> EXERCISE: Retyping should cover only the lines from the one containing "Convert this document image to plain text." through the final line of the records, with pictures omitted.

> GIVEN INFORMATION:
---------------

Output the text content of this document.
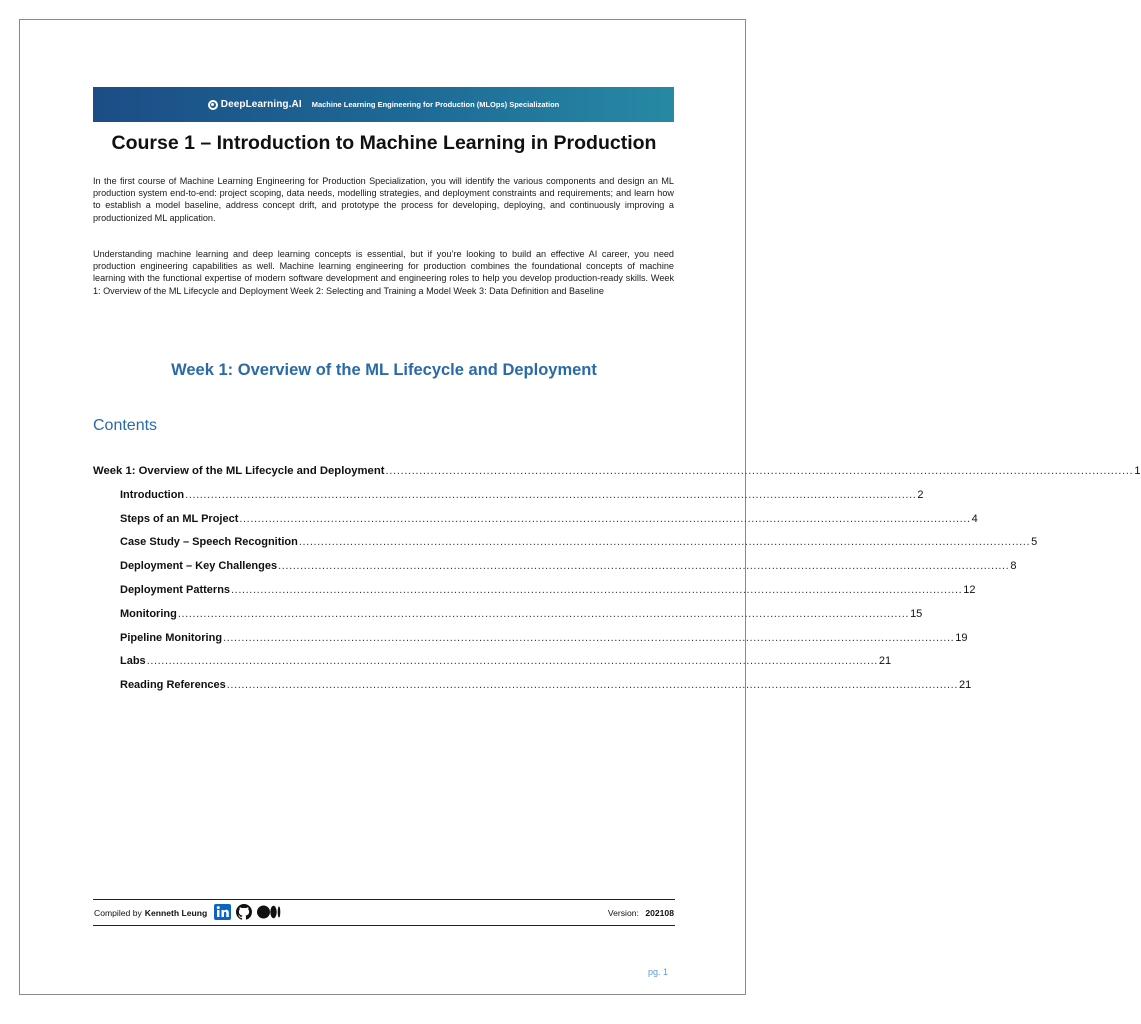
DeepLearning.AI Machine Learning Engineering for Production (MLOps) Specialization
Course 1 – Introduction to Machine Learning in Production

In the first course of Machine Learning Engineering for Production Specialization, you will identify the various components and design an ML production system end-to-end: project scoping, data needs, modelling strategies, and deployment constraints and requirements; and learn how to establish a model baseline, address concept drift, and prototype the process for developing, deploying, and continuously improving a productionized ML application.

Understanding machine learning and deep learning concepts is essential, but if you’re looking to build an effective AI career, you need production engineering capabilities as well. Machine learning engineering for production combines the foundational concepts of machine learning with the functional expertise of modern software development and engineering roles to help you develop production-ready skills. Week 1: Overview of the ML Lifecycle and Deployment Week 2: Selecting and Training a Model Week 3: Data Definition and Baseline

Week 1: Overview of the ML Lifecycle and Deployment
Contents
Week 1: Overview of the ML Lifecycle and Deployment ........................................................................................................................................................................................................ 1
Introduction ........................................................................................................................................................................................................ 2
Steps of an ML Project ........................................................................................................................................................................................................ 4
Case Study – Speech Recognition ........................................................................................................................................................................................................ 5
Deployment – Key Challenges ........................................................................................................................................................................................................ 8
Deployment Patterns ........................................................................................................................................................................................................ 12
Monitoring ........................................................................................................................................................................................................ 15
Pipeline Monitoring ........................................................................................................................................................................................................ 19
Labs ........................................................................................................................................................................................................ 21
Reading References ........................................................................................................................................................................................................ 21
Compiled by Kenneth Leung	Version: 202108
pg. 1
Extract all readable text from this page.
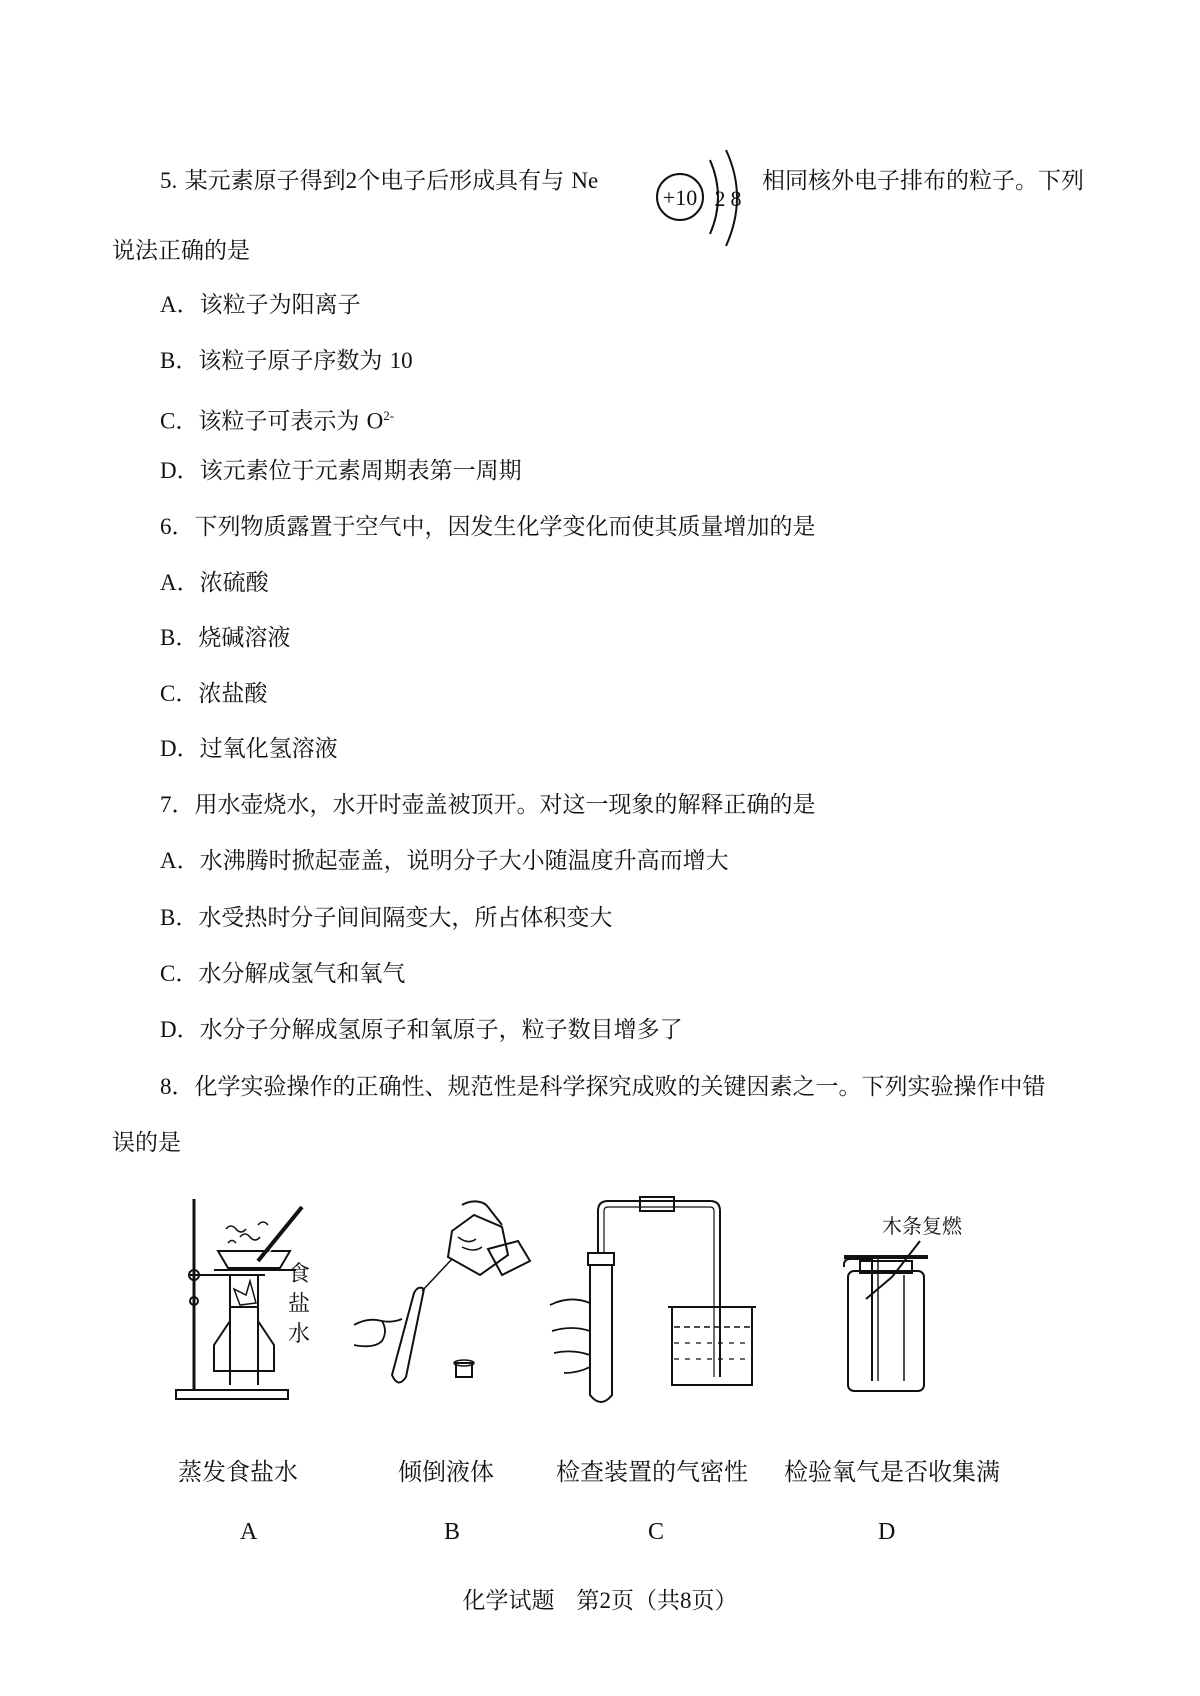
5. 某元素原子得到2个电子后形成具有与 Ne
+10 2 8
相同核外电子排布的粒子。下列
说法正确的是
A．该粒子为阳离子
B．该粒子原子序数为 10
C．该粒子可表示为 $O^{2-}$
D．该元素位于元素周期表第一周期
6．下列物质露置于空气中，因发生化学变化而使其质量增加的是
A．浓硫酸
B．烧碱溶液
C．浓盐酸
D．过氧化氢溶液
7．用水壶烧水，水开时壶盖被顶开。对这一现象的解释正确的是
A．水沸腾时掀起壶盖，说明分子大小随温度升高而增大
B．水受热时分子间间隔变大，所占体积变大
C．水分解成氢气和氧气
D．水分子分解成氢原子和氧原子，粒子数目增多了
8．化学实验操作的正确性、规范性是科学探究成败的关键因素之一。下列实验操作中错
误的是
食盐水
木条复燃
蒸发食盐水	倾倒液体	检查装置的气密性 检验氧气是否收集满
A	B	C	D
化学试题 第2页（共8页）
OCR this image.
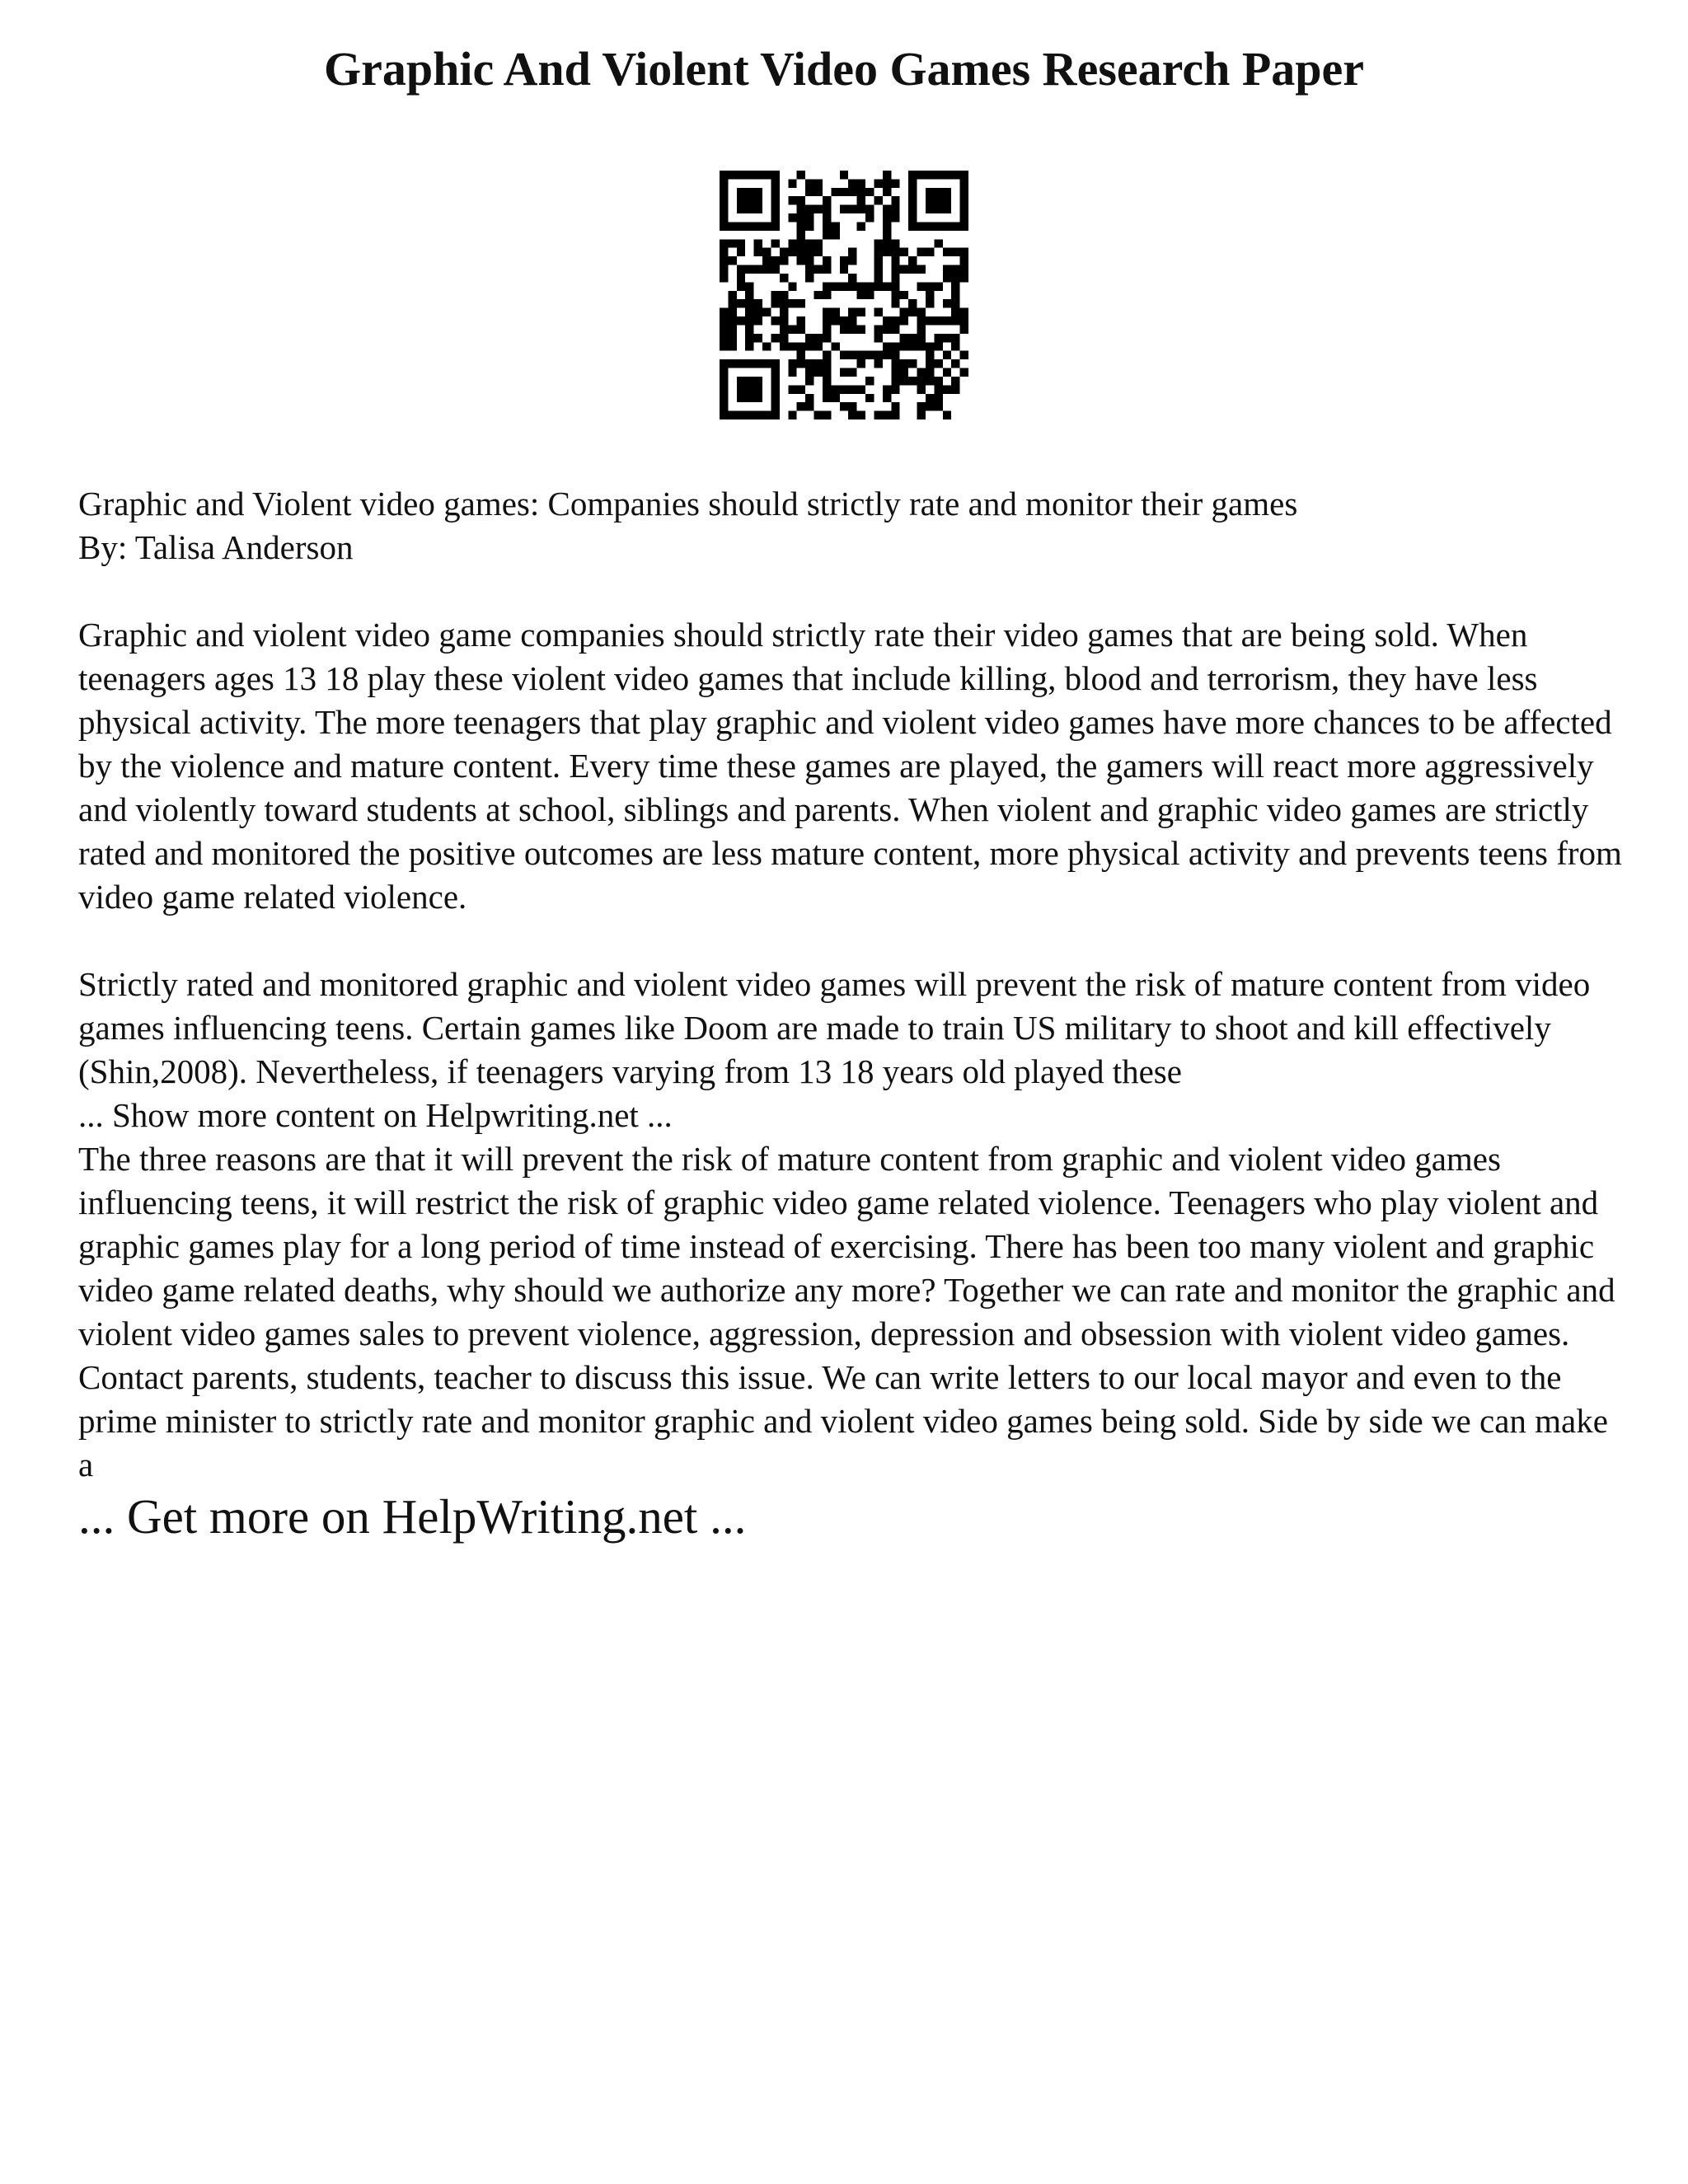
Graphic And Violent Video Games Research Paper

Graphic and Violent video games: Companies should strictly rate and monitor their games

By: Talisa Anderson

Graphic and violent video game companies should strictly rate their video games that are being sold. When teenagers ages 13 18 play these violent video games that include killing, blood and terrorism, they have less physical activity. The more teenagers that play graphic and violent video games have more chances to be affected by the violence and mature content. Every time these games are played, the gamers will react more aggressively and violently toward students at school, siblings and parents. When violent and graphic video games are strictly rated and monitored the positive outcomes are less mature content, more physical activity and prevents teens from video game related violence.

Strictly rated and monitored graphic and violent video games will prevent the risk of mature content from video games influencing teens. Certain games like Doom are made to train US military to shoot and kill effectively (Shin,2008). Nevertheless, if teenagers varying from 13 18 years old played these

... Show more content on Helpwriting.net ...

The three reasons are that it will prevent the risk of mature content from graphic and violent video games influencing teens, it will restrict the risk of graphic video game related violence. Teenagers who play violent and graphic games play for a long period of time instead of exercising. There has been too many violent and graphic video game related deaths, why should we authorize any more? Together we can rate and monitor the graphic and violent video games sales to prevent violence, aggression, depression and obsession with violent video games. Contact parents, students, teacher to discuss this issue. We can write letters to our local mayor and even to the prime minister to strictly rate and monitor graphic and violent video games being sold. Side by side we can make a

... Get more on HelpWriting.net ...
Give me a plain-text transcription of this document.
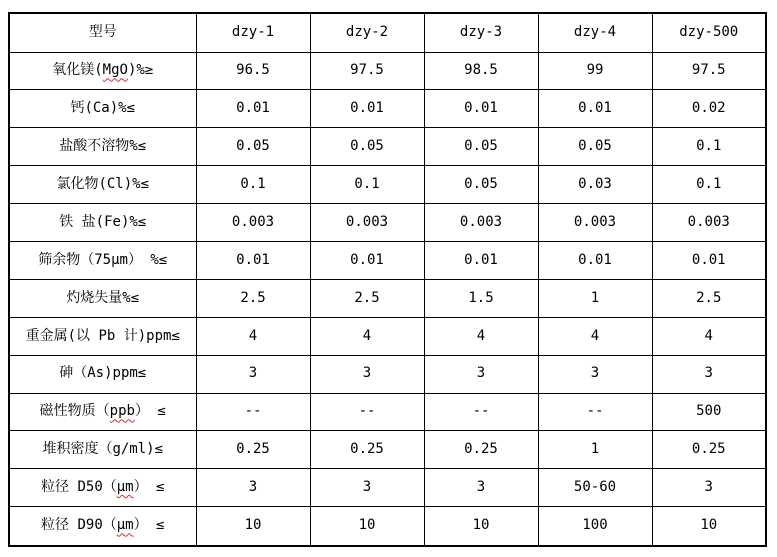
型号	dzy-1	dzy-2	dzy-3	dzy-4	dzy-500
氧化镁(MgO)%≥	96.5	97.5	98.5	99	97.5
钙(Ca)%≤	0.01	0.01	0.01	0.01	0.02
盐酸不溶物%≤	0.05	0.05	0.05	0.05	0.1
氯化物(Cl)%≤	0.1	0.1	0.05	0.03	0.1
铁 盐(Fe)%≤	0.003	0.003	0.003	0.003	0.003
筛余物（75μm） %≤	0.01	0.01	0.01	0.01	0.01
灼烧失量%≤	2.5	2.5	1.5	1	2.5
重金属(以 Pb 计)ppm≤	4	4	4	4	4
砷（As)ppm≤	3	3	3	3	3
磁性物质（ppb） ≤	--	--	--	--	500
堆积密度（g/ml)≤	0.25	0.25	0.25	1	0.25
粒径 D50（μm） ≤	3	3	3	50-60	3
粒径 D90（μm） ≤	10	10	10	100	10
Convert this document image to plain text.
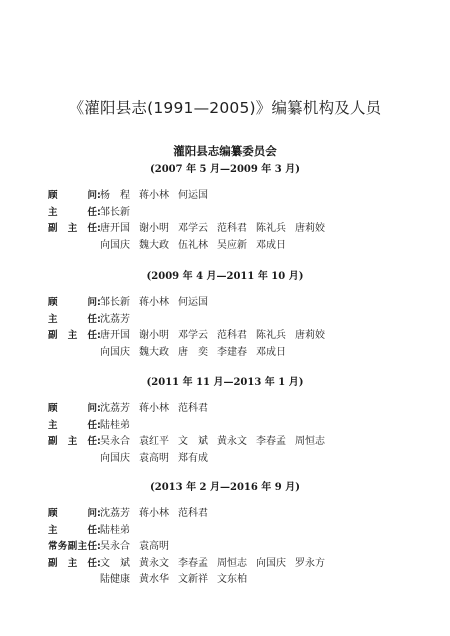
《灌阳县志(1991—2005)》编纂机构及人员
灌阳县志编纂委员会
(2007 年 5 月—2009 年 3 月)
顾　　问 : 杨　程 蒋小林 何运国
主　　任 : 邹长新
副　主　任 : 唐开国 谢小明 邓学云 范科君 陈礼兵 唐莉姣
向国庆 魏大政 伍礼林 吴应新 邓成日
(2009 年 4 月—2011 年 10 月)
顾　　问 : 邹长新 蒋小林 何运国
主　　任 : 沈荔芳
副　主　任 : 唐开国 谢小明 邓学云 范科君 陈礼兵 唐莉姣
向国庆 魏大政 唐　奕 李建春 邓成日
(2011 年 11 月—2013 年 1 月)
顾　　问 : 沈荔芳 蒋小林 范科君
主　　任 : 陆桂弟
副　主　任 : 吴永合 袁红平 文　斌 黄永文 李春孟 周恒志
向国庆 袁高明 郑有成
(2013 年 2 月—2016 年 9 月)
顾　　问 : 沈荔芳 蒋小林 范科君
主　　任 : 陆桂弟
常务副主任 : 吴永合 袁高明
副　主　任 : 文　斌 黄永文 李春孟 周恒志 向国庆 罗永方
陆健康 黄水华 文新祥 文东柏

---------------

> WRITTEN ANSWER:
Convert this document image to plain text.
《灌阳县志(1991—2005)》编纂机构及人员
灌阳县志编纂委员会
(2007 年 5 月—2009 年 3 月)
顾　　问 : 杨　程 蒋小林 何运国
主　　任 : 邹长新
副　主　任 : 唐开国 谢小明 邓学云 范科君 陈礼兵 唐莉姣
向国庆 魏大政 伍礼林 吴应新 邓成日
(2009 年 4 月—2011 年 10 月)
顾　　问 : 邹长新 蒋小林 何运国
主　　任 : 沈荔芳
副　主　任 : 唐开国 谢小明 邓学云 范科君 陈礼兵 唐莉姣
向国庆 魏大政 唐　奕 李建春 邓成日
(2011 年 11 月—2013 年 1 月)
顾　　问 : 沈荔芳 蒋小林 范科君
主　　任 : 陆桂弟
副　主　任 : 吴永合 袁红平 文　斌 黄永文 李春孟 周恒志
向国庆 袁高明 郑有成
(2013 年 2 月—2016 年 9 月)
顾　　问 : 沈荔芳 蒋小林 范科君
主　　任 : 陆桂弟
常务副主任 : 吴永合 袁高明
副　主　任 : 文　斌 黄永文 李春孟 周恒志 向国庆 罗永方
陆健康 黄水华 文新祥 文东柏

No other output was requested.